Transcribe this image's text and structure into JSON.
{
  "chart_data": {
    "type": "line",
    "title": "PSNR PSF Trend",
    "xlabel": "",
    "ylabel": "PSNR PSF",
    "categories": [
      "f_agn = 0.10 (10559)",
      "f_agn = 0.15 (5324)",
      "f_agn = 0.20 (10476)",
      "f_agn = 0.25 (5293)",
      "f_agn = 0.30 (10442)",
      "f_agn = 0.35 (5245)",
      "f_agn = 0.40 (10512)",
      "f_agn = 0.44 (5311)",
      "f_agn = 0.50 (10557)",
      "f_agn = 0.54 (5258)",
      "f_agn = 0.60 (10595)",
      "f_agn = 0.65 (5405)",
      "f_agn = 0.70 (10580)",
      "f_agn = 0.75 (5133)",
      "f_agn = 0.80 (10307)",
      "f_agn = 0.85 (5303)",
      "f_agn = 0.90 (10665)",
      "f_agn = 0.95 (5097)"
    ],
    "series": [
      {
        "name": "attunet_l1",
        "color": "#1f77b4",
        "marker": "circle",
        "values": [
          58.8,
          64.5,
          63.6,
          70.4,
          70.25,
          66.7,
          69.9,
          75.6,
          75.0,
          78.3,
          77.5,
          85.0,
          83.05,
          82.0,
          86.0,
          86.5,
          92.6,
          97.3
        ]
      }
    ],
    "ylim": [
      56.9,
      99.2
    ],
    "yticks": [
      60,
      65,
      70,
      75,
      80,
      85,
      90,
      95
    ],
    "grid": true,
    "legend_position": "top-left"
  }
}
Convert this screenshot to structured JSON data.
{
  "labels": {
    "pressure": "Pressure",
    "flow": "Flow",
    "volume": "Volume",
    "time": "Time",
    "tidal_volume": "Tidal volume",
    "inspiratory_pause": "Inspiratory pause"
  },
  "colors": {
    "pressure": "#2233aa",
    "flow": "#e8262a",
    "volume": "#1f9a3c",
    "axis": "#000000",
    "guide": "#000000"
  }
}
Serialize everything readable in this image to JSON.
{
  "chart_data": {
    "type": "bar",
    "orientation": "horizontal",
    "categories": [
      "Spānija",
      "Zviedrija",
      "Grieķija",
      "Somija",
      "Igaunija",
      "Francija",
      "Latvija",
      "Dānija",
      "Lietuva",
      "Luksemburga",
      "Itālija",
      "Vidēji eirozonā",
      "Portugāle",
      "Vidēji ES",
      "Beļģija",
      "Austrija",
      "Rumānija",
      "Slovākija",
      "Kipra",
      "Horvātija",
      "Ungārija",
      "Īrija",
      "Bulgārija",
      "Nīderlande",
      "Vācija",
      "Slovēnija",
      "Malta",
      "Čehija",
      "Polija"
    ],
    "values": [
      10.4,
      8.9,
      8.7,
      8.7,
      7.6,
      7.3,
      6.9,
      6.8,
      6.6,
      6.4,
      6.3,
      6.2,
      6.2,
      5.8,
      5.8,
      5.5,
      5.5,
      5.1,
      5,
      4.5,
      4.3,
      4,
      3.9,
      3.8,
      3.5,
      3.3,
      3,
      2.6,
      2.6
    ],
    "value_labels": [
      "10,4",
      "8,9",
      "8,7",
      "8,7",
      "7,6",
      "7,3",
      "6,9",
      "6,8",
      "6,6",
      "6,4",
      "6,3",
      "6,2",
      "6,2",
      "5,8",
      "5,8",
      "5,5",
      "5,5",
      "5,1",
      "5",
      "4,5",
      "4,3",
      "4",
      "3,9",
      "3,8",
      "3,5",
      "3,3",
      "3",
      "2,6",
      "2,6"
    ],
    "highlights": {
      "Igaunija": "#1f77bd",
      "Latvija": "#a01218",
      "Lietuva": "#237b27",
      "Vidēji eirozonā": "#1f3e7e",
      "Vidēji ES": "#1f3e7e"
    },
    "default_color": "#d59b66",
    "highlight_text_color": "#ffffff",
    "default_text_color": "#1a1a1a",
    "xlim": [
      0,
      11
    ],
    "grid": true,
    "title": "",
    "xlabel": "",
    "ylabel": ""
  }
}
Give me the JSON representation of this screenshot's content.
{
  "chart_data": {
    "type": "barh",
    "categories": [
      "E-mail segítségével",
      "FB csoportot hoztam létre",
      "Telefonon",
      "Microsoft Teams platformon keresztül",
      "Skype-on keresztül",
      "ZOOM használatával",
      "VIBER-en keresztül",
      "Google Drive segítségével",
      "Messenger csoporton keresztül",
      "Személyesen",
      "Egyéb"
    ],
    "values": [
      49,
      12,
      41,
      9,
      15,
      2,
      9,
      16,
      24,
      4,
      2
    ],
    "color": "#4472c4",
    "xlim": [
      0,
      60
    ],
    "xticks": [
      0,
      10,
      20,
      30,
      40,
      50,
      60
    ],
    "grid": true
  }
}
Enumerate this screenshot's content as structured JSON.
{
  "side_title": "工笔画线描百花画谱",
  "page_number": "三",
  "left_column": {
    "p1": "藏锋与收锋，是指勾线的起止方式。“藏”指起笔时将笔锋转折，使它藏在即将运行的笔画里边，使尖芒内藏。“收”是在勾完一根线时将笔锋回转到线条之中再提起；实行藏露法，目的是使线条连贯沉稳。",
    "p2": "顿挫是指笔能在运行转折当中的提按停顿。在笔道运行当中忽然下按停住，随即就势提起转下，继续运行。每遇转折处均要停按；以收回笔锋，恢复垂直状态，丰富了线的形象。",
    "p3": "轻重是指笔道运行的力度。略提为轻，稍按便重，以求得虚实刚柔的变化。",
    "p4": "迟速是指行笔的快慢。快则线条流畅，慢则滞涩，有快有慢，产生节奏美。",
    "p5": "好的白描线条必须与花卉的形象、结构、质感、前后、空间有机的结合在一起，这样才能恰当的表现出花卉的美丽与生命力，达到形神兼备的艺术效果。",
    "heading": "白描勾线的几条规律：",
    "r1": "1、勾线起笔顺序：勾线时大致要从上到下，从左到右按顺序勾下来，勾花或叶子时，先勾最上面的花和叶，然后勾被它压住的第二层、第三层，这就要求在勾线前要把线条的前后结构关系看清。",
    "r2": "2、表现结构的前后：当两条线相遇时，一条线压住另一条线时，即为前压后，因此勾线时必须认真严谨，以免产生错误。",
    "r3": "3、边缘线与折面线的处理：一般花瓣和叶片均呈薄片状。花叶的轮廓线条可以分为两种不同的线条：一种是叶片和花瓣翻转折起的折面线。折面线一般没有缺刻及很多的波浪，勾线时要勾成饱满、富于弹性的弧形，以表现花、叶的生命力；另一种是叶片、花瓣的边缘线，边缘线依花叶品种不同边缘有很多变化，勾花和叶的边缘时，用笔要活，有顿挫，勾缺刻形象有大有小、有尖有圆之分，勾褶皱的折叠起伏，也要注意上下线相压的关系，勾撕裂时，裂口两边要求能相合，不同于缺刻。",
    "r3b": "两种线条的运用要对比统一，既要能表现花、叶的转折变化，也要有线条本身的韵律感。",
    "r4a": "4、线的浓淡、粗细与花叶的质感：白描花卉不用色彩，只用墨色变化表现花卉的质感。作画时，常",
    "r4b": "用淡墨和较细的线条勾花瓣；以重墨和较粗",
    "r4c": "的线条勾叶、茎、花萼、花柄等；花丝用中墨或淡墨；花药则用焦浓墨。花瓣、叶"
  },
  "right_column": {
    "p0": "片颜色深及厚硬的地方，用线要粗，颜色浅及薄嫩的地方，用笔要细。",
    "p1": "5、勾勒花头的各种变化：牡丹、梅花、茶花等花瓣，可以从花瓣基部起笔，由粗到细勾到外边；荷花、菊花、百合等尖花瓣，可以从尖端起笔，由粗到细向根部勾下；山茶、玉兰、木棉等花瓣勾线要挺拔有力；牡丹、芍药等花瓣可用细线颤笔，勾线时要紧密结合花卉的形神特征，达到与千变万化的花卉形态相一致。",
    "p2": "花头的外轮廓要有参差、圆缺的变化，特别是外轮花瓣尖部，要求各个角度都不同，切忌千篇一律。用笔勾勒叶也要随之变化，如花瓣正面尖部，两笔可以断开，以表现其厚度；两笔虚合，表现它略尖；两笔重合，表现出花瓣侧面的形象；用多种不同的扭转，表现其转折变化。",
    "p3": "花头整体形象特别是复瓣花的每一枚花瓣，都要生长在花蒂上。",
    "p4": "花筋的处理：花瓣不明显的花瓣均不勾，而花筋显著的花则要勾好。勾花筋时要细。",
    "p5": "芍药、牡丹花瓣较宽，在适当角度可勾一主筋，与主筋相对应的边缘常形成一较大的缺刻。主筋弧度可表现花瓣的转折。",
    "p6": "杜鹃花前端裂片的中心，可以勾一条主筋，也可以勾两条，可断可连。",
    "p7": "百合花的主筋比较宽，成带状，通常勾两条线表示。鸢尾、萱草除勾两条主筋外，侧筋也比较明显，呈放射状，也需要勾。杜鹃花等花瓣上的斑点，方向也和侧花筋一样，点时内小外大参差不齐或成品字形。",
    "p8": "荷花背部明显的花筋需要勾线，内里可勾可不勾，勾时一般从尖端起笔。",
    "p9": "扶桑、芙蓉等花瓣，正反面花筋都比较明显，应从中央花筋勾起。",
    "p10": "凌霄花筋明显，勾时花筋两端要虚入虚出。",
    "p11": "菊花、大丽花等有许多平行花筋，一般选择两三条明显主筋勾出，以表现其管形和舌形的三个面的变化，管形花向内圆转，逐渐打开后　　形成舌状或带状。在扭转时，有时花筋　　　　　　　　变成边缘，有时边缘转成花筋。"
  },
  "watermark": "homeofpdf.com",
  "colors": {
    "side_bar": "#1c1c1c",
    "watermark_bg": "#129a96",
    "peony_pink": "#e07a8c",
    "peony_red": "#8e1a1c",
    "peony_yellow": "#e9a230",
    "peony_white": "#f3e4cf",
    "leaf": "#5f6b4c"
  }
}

┄┄┄┄┄┄┄┄┄┄┄┄┄┄┄┄┄┄┄┄

• [Stated exercise]
Of the lines in this listing, how many contain "screenshot"? Reply with the number and nothing more.

• [Output for this exercise]
3